[Transcribed document page entries]
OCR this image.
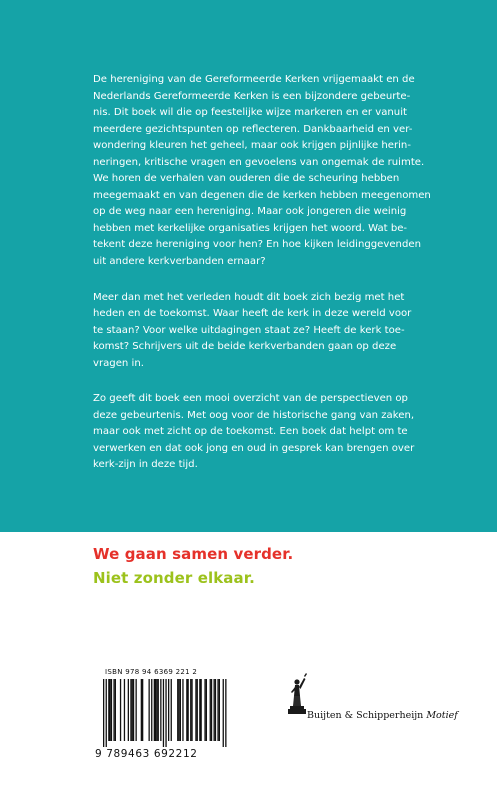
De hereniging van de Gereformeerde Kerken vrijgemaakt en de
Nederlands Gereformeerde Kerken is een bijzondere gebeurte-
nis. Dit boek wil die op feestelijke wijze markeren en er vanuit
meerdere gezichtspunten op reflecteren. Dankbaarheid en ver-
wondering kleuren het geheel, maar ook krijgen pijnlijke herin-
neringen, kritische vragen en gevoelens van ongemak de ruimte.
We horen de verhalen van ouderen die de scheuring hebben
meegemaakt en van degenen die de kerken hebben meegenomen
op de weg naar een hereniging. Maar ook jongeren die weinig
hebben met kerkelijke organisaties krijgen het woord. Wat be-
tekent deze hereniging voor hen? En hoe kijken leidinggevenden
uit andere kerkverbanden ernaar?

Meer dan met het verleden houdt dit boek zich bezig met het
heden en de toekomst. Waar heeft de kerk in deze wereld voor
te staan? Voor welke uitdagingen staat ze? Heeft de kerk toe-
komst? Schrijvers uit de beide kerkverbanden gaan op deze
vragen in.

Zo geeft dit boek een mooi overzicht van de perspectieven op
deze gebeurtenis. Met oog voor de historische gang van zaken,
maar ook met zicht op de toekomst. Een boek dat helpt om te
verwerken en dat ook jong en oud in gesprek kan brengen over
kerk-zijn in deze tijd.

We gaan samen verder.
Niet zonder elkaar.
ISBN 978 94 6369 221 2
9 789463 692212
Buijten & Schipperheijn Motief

What you need to do — Return each line above word for word. Skip the pictures.

Answer for this exercise —
OCR this image.
De hereniging van de Gereformeerde Kerken vrijgemaakt en de
Nederlands Gereformeerde Kerken is een bijzondere gebeurte-
nis. Dit boek wil die op feestelijke wijze markeren en er vanuit
meerdere gezichtspunten op reflecteren. Dankbaarheid en ver-
wondering kleuren het geheel, maar ook krijgen pijnlijke herin-
neringen, kritische vragen en gevoelens van ongemak de ruimte.
We horen de verhalen van ouderen die de scheuring hebben
meegemaakt en van degenen die de kerken hebben meegenomen
op de weg naar een hereniging. Maar ook jongeren die weinig
hebben met kerkelijke organisaties krijgen het woord. Wat be-
tekent deze hereniging voor hen? En hoe kijken leidinggevenden
uit andere kerkverbanden ernaar?

Meer dan met het verleden houdt dit boek zich bezig met het
heden en de toekomst. Waar heeft de kerk in deze wereld voor
te staan? Voor welke uitdagingen staat ze? Heeft de kerk toe-
komst? Schrijvers uit de beide kerkverbanden gaan op deze
vragen in.

Zo geeft dit boek een mooi overzicht van de perspectieven op
deze gebeurtenis. Met oog voor de historische gang van zaken,
maar ook met zicht op de toekomst. Een boek dat helpt om te
verwerken en dat ook jong en oud in gesprek kan brengen over
kerk-zijn in deze tijd.

We gaan samen verder.
Niet zonder elkaar.
ISBN 978 94 6369 221 2
9 789463 692212
Buijten & Schipperheijn Motief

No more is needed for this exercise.